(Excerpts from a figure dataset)
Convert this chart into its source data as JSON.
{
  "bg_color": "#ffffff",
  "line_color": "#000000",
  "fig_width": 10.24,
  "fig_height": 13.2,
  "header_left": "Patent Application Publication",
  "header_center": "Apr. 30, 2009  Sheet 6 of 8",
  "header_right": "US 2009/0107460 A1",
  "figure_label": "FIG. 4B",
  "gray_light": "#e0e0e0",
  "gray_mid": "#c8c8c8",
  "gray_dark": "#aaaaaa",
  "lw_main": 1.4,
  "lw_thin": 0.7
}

--

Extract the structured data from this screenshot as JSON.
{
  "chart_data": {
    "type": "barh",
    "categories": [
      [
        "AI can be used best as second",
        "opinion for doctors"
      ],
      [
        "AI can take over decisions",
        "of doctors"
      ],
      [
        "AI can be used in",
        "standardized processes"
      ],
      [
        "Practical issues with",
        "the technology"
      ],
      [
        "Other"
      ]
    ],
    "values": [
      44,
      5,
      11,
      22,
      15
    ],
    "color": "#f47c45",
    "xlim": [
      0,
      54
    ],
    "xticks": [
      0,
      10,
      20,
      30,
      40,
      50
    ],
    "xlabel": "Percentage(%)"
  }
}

The problem:
List the lines of the material in which the word "this" occurs.

Solution below:
Convert this chart into its source data as JSON.
Extract the structured data from this screenshot as JSON.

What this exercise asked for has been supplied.